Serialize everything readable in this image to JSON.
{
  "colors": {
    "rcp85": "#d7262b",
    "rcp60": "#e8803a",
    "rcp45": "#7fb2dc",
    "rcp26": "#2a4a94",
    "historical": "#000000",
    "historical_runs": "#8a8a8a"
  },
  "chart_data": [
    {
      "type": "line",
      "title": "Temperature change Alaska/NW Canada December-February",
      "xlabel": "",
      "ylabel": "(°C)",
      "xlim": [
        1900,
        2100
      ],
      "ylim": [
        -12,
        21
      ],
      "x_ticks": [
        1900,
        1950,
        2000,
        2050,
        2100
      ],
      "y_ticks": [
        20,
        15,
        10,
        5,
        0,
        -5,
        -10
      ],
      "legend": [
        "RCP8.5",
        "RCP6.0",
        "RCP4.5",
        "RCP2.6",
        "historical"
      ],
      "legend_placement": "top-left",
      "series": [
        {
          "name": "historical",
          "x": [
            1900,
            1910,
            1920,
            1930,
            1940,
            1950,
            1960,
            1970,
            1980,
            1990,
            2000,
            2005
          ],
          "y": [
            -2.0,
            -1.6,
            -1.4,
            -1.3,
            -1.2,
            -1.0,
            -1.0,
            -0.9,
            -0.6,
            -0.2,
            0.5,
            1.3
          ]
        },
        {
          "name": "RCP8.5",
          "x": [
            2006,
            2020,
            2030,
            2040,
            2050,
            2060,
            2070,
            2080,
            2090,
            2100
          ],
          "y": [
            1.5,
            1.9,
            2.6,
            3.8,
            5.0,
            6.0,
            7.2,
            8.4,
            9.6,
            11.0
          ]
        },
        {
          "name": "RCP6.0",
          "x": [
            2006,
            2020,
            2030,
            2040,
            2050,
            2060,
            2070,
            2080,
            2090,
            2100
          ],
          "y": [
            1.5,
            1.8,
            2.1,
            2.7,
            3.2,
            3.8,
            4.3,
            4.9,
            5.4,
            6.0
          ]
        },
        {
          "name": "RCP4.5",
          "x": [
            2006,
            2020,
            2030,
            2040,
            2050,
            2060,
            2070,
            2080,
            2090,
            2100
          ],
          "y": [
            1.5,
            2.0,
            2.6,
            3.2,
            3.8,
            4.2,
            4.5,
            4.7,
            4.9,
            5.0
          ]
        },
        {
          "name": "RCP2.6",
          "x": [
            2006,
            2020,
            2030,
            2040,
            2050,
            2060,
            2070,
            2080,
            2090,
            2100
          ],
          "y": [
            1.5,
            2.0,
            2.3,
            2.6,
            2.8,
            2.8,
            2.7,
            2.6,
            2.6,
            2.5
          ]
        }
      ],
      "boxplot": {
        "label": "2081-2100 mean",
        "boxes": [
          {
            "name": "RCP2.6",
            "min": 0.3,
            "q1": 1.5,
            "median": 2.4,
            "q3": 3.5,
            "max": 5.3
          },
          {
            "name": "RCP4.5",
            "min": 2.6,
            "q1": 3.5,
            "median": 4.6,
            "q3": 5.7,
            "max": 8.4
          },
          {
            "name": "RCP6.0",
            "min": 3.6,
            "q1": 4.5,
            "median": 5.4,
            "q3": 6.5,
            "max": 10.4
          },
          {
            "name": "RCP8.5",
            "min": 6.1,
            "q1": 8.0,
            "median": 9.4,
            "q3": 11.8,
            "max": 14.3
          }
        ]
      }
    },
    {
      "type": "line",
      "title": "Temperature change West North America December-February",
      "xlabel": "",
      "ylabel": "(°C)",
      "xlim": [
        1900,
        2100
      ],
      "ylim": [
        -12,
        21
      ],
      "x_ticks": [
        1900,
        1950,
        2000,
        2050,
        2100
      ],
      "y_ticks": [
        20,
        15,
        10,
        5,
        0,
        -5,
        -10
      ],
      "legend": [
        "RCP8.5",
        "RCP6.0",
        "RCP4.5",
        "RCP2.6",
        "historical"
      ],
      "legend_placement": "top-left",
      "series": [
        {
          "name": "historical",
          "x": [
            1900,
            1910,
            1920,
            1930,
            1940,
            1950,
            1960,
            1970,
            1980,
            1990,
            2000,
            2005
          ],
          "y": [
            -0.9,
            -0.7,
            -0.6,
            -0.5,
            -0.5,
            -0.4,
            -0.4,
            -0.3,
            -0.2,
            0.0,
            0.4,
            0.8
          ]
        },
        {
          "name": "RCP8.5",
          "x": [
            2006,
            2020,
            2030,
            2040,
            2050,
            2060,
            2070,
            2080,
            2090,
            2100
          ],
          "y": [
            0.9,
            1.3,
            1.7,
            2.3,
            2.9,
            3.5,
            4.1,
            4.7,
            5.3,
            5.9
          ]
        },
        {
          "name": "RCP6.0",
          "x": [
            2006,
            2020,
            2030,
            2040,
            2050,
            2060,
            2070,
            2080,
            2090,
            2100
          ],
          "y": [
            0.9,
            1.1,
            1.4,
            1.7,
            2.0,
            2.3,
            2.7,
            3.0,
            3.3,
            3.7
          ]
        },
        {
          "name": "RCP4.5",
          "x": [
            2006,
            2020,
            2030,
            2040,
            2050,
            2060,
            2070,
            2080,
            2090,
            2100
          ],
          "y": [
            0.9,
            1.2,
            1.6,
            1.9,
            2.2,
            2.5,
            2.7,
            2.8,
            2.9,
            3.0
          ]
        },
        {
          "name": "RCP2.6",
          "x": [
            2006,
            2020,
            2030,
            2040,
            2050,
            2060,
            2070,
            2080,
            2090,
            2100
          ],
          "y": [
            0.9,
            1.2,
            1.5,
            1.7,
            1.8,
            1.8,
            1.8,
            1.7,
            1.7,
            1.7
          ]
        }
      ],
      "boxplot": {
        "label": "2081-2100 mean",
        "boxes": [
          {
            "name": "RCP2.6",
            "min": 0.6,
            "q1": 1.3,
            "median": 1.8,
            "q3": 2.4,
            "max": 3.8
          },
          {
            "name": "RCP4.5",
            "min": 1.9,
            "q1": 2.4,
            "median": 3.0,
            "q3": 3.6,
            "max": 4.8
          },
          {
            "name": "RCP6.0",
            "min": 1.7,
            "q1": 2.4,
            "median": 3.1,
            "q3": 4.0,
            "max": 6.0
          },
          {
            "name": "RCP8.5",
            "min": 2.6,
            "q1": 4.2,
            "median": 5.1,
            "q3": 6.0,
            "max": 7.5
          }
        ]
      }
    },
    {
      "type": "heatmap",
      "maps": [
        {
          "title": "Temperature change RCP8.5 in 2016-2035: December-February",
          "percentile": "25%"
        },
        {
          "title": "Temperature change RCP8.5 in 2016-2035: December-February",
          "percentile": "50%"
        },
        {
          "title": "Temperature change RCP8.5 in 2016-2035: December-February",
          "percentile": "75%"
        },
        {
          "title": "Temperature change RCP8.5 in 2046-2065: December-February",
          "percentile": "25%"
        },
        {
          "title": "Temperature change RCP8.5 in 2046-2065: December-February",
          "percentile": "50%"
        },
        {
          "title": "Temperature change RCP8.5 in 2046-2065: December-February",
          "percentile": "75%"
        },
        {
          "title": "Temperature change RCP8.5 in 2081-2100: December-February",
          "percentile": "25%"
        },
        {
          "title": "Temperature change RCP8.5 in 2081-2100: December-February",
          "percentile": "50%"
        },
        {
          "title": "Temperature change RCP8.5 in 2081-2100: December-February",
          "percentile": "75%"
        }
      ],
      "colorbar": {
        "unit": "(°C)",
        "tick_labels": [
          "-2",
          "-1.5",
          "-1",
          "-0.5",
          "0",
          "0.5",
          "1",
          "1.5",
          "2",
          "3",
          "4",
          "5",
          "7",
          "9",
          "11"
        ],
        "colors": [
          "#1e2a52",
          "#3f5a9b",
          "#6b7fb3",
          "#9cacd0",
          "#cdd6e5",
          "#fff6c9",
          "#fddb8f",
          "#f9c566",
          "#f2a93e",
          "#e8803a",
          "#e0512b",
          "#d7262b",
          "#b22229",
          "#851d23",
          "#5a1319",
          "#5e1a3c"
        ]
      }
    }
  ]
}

▸ **Stated exercise**
Each line holding "median" must be found and copied.

▸ **Reply to the exercise**
            "median": 2.4,
            "median": 4.6,
            "median": 5.4,
            "median": 9.4,
            "median": 1.8,
            "median": 3.0,
            "median": 3.1,
            "median": 5.1,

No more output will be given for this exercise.